*Instructions to follow:*
Reproduce the data in full, exactly.

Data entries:
=== Begin Enclosure ===

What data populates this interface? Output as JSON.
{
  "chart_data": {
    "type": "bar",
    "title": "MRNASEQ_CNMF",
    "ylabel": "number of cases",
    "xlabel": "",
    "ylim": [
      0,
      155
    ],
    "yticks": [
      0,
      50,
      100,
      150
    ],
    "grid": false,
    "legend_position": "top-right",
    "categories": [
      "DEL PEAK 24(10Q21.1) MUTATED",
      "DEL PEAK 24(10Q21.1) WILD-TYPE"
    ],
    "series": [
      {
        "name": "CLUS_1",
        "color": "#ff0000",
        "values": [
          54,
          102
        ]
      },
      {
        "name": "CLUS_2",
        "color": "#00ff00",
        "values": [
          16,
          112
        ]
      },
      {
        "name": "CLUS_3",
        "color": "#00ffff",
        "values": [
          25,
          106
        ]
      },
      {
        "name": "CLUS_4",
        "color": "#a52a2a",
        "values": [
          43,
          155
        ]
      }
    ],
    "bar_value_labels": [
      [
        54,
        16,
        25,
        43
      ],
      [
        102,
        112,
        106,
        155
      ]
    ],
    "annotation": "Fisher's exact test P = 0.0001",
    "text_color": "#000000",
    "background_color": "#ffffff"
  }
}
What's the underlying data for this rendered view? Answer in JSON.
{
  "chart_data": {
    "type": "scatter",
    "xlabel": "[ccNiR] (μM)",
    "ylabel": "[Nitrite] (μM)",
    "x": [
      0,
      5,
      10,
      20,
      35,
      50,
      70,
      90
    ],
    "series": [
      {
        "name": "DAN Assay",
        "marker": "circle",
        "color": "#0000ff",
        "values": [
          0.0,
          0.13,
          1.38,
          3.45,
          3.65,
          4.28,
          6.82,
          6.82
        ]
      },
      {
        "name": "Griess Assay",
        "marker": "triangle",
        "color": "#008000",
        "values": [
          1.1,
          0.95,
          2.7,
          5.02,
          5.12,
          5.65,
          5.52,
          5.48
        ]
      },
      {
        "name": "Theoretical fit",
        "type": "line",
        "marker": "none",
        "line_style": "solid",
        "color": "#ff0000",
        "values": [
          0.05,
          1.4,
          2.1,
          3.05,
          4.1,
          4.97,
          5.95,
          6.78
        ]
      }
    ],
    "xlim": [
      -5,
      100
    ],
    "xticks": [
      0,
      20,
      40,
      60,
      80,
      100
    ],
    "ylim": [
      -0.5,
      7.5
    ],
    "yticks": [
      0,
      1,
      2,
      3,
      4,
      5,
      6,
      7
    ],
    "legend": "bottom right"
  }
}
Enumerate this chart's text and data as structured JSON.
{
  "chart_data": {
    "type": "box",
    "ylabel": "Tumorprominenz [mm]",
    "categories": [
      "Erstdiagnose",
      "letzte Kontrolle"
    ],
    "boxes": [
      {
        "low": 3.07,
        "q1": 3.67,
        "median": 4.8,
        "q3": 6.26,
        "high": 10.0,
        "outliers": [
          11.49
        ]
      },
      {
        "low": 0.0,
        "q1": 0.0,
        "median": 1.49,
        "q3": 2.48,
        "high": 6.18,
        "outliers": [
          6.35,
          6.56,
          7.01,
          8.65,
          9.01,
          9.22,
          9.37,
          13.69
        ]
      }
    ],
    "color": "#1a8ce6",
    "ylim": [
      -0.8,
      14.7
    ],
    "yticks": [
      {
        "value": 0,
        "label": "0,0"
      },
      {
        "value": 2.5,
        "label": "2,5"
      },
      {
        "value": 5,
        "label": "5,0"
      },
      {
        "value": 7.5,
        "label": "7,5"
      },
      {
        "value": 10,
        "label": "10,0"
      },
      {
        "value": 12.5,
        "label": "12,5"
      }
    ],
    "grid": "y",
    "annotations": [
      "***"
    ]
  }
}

=== End Enclosure ===

*Response below:*
What data populates this interface? Output as JSON.
{
  "chart_data": {
    "type": "bar",
    "title": "MRNASEQ_CNMF",
    "ylabel": "number of cases",
    "xlabel": "",
    "ylim": [
      0,
      155
    ],
    "yticks": [
      0,
      50,
      100,
      150
    ],
    "grid": false,
    "legend_position": "top-right",
    "categories": [
      "DEL PEAK 24(10Q21.1) MUTATED",
      "DEL PEAK 24(10Q21.1) WILD-TYPE"
    ],
    "series": [
      {
        "name": "CLUS_1",
        "color": "#ff0000",
        "values": [
          54,
          102
        ]
      },
      {
        "name": "CLUS_2",
        "color": "#00ff00",
        "values": [
          16,
          112
        ]
      },
      {
        "name": "CLUS_3",
        "color": "#00ffff",
        "values": [
          25,
          106
        ]
      },
      {
        "name": "CLUS_4",
        "color": "#a52a2a",
        "values": [
          43,
          155
        ]
      }
    ],
    "bar_value_labels": [
      [
        54,
        16,
        25,
        43
      ],
      [
        102,
        112,
        106,
        155
      ]
    ],
    "annotation": "Fisher's exact test P = 0.0001",
    "text_color": "#000000",
    "background_color": "#ffffff"
  }
}
What's the underlying data for this rendered view? Answer in JSON.
{
  "chart_data": {
    "type": "scatter",
    "xlabel": "[ccNiR] (μM)",
    "ylabel": "[Nitrite] (μM)",
    "x": [
      0,
      5,
      10,
      20,
      35,
      50,
      70,
      90
    ],
    "series": [
      {
        "name": "DAN Assay",
        "marker": "circle",
        "color": "#0000ff",
        "values": [
          0.0,
          0.13,
          1.38,
          3.45,
          3.65,
          4.28,
          6.82,
          6.82
        ]
      },
      {
        "name": "Griess Assay",
        "marker": "triangle",
        "color": "#008000",
        "values": [
          1.1,
          0.95,
          2.7,
          5.02,
          5.12,
          5.65,
          5.52,
          5.48
        ]
      },
      {
        "name": "Theoretical fit",
        "type": "line",
        "marker": "none",
        "line_style": "solid",
        "color": "#ff0000",
        "values": [
          0.05,
          1.4,
          2.1,
          3.05,
          4.1,
          4.97,
          5.95,
          6.78
        ]
      }
    ],
    "xlim": [
      -5,
      100
    ],
    "xticks": [
      0,
      20,
      40,
      60,
      80,
      100
    ],
    "ylim": [
      -0.5,
      7.5
    ],
    "yticks": [
      0,
      1,
      2,
      3,
      4,
      5,
      6,
      7
    ],
    "legend": "bottom right"
  }
}
Enumerate this chart's text and data as structured JSON.
{
  "chart_data": {
    "type": "box",
    "ylabel": "Tumorprominenz [mm]",
    "categories": [
      "Erstdiagnose",
      "letzte Kontrolle"
    ],
    "boxes": [
      {
        "low": 3.07,
        "q1": 3.67,
        "median": 4.8,
        "q3": 6.26,
        "high": 10.0,
        "outliers": [
          11.49
        ]
      },
      {
        "low": 0.0,
        "q1": 0.0,
        "median": 1.49,
        "q3": 2.48,
        "high": 6.18,
        "outliers": [
          6.35,
          6.56,
          7.01,
          8.65,
          9.01,
          9.22,
          9.37,
          13.69
        ]
      }
    ],
    "color": "#1a8ce6",
    "ylim": [
      -0.8,
      14.7
    ],
    "yticks": [
      {
        "value": 0,
        "label": "0,0"
      },
      {
        "value": 2.5,
        "label": "2,5"
      },
      {
        "value": 5,
        "label": "5,0"
      },
      {
        "value": 7.5,
        "label": "7,5"
      },
      {
        "value": 10,
        "label": "10,0"
      },
      {
        "value": 12.5,
        "label": "12,5"
      }
    ],
    "grid": "y",
    "annotations": [
      "***"
    ]
  }
}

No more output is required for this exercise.